Upcoming releases of Microsoft's spyware removal tools will uninstall Sony copy-protection software that functions as a rootkit. "We have analyzed this software, and have determined that in order to help protect our customers we will add a detection and removal signature for the rootkit component of the XCP (Extended Copy Protection) software," Jason Garms of Microsoft announced on the Anti-Malware Engineering Team blog. "Rootkits have a clearly negative impact on not only the security, but also the reliability and performance of their systems." The detection of the Sony tool will be included in upcoming releases of the Malicious Software Removal Tool, which is updated through Windows Update, as well as the beta of Windows Antispyware.
Sony uses XCP software to restrict unauthorized copying of music CDs. The software's controversial operations were detailed by Mark Russinovich of SysInternals two weeks ago, prompting alarm among many security experts. "Although the software isn't itself malicious, the hiding techniques used are exactly the same that malicious software known as rootkits use to hide themselves," noted F-Secure, which soon discovered a trojan attempting to use the Sony XCP software to disguise its presence. Fortunately, the trojan had coding errors that prevented it from spreading widely.
Hackers are launching attacks on popular PHP-based blogging, wiki and content management program that failed to patch a serious security hole discovered in July. The attacks exploit flaws in the way PHP libraries handle XML-RPC commands, and appear to be targeting installations of WordPress and Drupal.
If left unpatched, an attacker could compromise a web server through vulnerable programs including WordPress, Drupal, PostNuke, Serendipity, phpAdsNew and phpWiki, among others. These projects all issued fixes six months ago, as did the authors of the affected PHP libraries.
A phishing attack led the Bank of New Zealand to take its online banking web site offline Thursday to prevent scammers from draining customer accounts. The bank said that although there had been no threat to its Internet infrastructure, the site was shut for eight hours to protect customers who shared their banking logins with a spoof web site operated by a phishing crew. The BNZ web site came back online Thursday evening with "restricted functionality," and returned to full service on Friday, bank spokesman told the National Business Review.
Bank of New Zealand said it will continue to closely monitor Internet banking transactions, and has revised daily transaction limits for all customers. The bank also suspended Internet banking access for customers who enteered their details at the fake site.
Microsoft has issued workaround instructions for a buggy patch issued last Tuesday as part of its monthly security update. The patch repairs a critical security hole, which could leave Windows 2000 systems open to an Internet worm attack. Microsoft says that few systems have been affected by issues with the update for a security hole known as MS05-051, which could allow attackers to gain control of Windows 2000 computers via an unchecked buffer in the Microsoft Distributed Transaction Coordinator (MSDTC).
Late last week users began reporting significant problems on some Windows XP, Windows 2000 and Windows Server 2003 systems after the patch was applied. Although few users were directly affected, the bug reports may have prompted many network administrators to delay patching their systems until the issues were resolved.

* SOURCE DATA *
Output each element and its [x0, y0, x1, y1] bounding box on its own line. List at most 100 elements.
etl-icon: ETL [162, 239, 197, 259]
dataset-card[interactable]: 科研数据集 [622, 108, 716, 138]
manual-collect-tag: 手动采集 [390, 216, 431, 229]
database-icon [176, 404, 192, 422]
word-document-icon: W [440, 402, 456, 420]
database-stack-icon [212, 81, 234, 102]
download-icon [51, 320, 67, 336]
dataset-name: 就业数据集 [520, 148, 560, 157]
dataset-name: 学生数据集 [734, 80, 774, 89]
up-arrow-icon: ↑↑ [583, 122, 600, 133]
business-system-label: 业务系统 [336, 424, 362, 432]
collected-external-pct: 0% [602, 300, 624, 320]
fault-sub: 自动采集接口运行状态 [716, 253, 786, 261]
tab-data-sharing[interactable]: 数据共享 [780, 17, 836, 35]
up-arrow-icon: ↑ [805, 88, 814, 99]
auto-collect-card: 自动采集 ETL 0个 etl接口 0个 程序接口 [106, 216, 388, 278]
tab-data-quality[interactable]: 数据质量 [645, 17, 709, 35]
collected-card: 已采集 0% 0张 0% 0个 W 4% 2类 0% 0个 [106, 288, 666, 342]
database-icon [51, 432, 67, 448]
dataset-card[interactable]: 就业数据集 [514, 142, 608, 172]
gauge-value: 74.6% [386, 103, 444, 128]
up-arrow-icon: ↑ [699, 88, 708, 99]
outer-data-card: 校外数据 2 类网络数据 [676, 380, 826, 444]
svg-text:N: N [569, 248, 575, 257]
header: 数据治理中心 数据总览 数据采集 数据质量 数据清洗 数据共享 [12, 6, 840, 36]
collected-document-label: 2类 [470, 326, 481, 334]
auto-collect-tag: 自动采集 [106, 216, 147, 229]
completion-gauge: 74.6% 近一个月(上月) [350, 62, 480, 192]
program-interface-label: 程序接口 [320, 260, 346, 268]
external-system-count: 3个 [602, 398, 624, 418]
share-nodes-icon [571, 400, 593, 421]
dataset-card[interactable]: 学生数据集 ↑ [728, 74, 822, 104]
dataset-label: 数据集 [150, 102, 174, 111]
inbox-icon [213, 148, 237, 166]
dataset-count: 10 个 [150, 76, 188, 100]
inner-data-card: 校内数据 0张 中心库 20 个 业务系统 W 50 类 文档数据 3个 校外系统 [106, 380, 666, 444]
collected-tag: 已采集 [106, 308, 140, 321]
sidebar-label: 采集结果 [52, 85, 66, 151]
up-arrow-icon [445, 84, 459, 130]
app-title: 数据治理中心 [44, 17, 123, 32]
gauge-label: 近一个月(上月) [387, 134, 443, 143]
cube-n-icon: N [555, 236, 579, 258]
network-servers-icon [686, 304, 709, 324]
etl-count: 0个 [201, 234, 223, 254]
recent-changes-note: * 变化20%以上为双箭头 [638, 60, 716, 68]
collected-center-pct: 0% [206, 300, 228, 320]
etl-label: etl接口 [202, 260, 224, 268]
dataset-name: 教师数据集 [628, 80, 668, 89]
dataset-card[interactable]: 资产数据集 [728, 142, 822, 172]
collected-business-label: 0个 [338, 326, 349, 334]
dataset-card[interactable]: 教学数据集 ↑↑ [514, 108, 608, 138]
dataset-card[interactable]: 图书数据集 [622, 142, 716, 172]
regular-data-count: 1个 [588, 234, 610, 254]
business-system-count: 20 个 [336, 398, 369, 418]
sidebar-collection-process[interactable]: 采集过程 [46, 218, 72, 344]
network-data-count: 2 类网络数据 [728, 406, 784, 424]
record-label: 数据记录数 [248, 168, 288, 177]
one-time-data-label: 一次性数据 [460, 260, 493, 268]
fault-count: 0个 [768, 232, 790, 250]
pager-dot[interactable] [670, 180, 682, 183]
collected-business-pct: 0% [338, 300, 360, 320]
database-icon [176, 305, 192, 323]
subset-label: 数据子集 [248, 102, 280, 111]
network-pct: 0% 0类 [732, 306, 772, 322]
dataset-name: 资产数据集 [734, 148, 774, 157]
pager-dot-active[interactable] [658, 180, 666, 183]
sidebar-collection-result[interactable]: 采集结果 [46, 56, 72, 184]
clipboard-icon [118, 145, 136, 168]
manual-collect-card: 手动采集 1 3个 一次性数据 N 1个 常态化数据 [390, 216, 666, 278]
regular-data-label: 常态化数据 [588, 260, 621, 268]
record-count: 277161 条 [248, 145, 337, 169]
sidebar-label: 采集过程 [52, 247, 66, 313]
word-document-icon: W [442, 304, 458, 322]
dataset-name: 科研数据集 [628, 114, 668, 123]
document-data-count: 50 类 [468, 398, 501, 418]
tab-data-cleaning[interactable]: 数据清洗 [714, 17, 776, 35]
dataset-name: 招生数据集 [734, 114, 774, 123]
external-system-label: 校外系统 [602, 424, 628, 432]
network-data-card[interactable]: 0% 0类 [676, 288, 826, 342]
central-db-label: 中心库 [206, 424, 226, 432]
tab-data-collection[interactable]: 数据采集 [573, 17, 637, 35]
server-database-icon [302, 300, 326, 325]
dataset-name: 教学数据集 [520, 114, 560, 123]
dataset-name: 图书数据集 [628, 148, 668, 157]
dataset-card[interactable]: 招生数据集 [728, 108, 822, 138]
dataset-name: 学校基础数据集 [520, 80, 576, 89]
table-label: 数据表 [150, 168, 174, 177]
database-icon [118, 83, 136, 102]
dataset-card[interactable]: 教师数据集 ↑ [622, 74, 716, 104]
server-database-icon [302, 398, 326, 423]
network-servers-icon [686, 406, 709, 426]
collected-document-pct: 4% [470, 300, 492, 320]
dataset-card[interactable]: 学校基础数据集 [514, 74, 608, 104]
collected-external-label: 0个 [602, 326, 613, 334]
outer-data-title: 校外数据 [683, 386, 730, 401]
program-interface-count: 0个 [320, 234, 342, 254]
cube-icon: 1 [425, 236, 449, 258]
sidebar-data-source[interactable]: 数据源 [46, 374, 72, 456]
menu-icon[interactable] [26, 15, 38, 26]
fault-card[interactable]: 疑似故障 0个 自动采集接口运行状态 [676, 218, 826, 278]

* EXERCISE DESCRIPTION *
List each program that the security news text names as open to compromise through the PHP XML-RPC flaw.

* TASK SOLUTION *
WordPress, Drupal, PostNuke, Serendipity, phpAdsNew, phpWiki